* **Work instructions**
Each record is to be transcribed exactly.

* **Source records**
--- begin ---
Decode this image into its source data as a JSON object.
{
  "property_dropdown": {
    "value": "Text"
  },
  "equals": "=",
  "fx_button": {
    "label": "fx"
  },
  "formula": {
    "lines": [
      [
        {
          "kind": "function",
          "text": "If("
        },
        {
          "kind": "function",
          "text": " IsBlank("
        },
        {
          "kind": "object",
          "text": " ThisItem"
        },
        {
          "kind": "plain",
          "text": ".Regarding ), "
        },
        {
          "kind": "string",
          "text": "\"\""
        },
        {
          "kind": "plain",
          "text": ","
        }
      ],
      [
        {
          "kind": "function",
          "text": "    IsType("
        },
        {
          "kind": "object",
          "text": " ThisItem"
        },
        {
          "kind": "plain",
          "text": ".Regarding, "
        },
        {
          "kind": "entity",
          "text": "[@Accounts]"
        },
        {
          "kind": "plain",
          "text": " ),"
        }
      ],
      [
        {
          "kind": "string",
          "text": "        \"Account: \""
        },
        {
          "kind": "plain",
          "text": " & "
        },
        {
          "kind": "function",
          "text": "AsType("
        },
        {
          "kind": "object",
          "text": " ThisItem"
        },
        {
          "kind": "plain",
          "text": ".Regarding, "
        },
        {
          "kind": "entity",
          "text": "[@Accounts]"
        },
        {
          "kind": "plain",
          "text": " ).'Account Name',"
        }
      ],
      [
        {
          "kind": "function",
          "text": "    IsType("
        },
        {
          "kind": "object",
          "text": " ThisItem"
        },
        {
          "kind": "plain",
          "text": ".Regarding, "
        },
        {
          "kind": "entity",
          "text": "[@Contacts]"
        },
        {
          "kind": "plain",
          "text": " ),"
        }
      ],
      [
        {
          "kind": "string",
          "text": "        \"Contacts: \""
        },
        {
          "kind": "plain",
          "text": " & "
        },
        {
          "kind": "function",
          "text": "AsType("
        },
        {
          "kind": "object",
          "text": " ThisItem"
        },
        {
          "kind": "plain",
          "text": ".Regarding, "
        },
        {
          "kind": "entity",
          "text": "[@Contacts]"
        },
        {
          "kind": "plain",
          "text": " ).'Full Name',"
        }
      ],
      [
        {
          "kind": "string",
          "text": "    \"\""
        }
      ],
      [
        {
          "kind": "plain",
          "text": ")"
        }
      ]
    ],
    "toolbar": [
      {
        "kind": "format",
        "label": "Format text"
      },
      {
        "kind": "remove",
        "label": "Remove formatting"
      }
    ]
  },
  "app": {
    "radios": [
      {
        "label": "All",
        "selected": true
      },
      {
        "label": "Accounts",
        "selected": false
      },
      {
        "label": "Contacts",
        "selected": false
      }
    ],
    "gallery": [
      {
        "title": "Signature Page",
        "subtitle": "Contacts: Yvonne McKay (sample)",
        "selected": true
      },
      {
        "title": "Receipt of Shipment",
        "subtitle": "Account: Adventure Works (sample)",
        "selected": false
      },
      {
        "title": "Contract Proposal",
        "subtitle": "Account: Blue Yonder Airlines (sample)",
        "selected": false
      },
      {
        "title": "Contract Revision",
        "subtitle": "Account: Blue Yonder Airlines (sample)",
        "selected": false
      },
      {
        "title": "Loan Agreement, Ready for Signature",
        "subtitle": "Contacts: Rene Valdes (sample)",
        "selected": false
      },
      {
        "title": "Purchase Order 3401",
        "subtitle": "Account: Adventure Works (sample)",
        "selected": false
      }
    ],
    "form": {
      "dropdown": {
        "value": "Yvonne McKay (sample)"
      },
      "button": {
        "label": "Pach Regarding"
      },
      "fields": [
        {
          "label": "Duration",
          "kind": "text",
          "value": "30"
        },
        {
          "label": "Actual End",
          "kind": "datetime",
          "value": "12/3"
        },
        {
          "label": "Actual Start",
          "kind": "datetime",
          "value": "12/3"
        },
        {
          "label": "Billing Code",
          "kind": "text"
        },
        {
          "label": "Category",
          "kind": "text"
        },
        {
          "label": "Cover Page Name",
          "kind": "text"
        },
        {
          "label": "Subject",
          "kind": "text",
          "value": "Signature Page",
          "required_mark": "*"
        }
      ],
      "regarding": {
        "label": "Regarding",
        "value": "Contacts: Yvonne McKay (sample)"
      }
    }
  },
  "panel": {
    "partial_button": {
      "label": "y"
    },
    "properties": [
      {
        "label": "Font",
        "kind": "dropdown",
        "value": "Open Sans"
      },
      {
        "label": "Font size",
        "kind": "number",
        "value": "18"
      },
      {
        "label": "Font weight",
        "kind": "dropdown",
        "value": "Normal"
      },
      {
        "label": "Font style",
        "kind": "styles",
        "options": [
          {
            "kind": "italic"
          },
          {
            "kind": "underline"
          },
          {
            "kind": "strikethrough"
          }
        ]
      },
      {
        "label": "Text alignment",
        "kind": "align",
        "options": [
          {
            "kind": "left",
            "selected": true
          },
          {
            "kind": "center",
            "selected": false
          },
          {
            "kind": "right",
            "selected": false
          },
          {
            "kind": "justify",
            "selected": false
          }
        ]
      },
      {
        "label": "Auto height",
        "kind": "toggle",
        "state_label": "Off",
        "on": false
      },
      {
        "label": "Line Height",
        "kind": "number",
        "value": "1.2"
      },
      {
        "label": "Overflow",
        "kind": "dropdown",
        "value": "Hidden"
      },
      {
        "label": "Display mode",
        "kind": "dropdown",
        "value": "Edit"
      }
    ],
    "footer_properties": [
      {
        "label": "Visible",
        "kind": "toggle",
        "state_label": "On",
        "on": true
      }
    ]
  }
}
--- end ---
* **Reply to the task**
Decode this image into its source data as a JSON object.
{
  "property_dropdown": {
    "value": "Text"
  },
  "equals": "=",
  "fx_button": {
    "label": "fx"
  },
  "formula": {
    "lines": [
      [
        {
          "kind": "function",
          "text": "If("
        },
        {
          "kind": "function",
          "text": " IsBlank("
        },
        {
          "kind": "object",
          "text": " ThisItem"
        },
        {
          "kind": "plain",
          "text": ".Regarding ), "
        },
        {
          "kind": "string",
          "text": "\"\""
        },
        {
          "kind": "plain",
          "text": ","
        }
      ],
      [
        {
          "kind": "function",
          "text": "    IsType("
        },
        {
          "kind": "object",
          "text": " ThisItem"
        },
        {
          "kind": "plain",
          "text": ".Regarding, "
        },
        {
          "kind": "entity",
          "text": "[@Accounts]"
        },
        {
          "kind": "plain",
          "text": " ),"
        }
      ],
      [
        {
          "kind": "string",
          "text": "        \"Account: \""
        },
        {
          "kind": "plain",
          "text": " & "
        },
        {
          "kind": "function",
          "text": "AsType("
        },
        {
          "kind": "object",
          "text": " ThisItem"
        },
        {
          "kind": "plain",
          "text": ".Regarding, "
        },
        {
          "kind": "entity",
          "text": "[@Accounts]"
        },
        {
          "kind": "plain",
          "text": " ).'Account Name',"
        }
      ],
      [
        {
          "kind": "function",
          "text": "    IsType("
        },
        {
          "kind": "object",
          "text": " ThisItem"
        },
        {
          "kind": "plain",
          "text": ".Regarding, "
        },
        {
          "kind": "entity",
          "text": "[@Contacts]"
        },
        {
          "kind": "plain",
          "text": " ),"
        }
      ],
      [
        {
          "kind": "string",
          "text": "        \"Contacts: \""
        },
        {
          "kind": "plain",
          "text": " & "
        },
        {
          "kind": "function",
          "text": "AsType("
        },
        {
          "kind": "object",
          "text": " ThisItem"
        },
        {
          "kind": "plain",
          "text": ".Regarding, "
        },
        {
          "kind": "entity",
          "text": "[@Contacts]"
        },
        {
          "kind": "plain",
          "text": " ).'Full Name',"
        }
      ],
      [
        {
          "kind": "string",
          "text": "    \"\""
        }
      ],
      [
        {
          "kind": "plain",
          "text": ")"
        }
      ]
    ],
    "toolbar": [
      {
        "kind": "format",
        "label": "Format text"
      },
      {
        "kind": "remove",
        "label": "Remove formatting"
      }
    ]
  },
  "app": {
    "radios": [
      {
        "label": "All",
        "selected": true
      },
      {
        "label": "Accounts",
        "selected": false
      },
      {
        "label": "Contacts",
        "selected": false
      }
    ],
    "gallery": [
      {
        "title": "Signature Page",
        "subtitle": "Contacts: Yvonne McKay (sample)",
        "selected": true
      },
      {
        "title": "Receipt of Shipment",
        "subtitle": "Account: Adventure Works (sample)",
        "selected": false
      },
      {
        "title": "Contract Proposal",
        "subtitle": "Account: Blue Yonder Airlines (sample)",
        "selected": false
      },
      {
        "title": "Contract Revision",
        "subtitle": "Account: Blue Yonder Airlines (sample)",
        "selected": false
      },
      {
        "title": "Loan Agreement, Ready for Signature",
        "subtitle": "Contacts: Rene Valdes (sample)",
        "selected": false
      },
      {
        "title": "Purchase Order 3401",
        "subtitle": "Account: Adventure Works (sample)",
        "selected": false
      }
    ],
    "form": {
      "dropdown": {
        "value": "Yvonne McKay (sample)"
      },
      "button": {
        "label": "Pach Regarding"
      },
      "fields": [
        {
          "label": "Duration",
          "kind": "text",
          "value": "30"
        },
        {
          "label": "Actual End",
          "kind": "datetime",
          "value": "12/3"
        },
        {
          "label": "Actual Start",
          "kind": "datetime",
          "value": "12/3"
        },
        {
          "label": "Billing Code",
          "kind": "text"
        },
        {
          "label": "Category",
          "kind": "text"
        },
        {
          "label": "Cover Page Name",
          "kind": "text"
        },
        {
          "label": "Subject",
          "kind": "text",
          "value": "Signature Page",
          "required_mark": "*"
        }
      ],
      "regarding": {
        "label": "Regarding",
        "value": "Contacts: Yvonne McKay (sample)"
      }
    }
  },
  "panel": {
    "partial_button": {
      "label": "y"
    },
    "properties": [
      {
        "label": "Font",
        "kind": "dropdown",
        "value": "Open Sans"
      },
      {
        "label": "Font size",
        "kind": "number",
        "value": "18"
      },
      {
        "label": "Font weight",
        "kind": "dropdown",
        "value": "Normal"
      },
      {
        "label": "Font style",
        "kind": "styles",
        "options": [
          {
            "kind": "italic"
          },
          {
            "kind": "underline"
          },
          {
            "kind": "strikethrough"
          }
        ]
      },
      {
        "label": "Text alignment",
        "kind": "align",
        "options": [
          {
            "kind": "left",
            "selected": true
          },
          {
            "kind": "center",
            "selected": false
          },
          {
            "kind": "right",
            "selected": false
          },
          {
            "kind": "justify",
            "selected": false
          }
        ]
      },
      {
        "label": "Auto height",
        "kind": "toggle",
        "state_label": "Off",
        "on": false
      },
      {
        "label": "Line Height",
        "kind": "number",
        "value": "1.2"
      },
      {
        "label": "Overflow",
        "kind": "dropdown",
        "value": "Hidden"
      },
      {
        "label": "Display mode",
        "kind": "dropdown",
        "value": "Edit"
      }
    ],
    "footer_properties": [
      {
        "label": "Visible",
        "kind": "toggle",
        "state_label": "On",
        "on": true
      }
    ]
  }
}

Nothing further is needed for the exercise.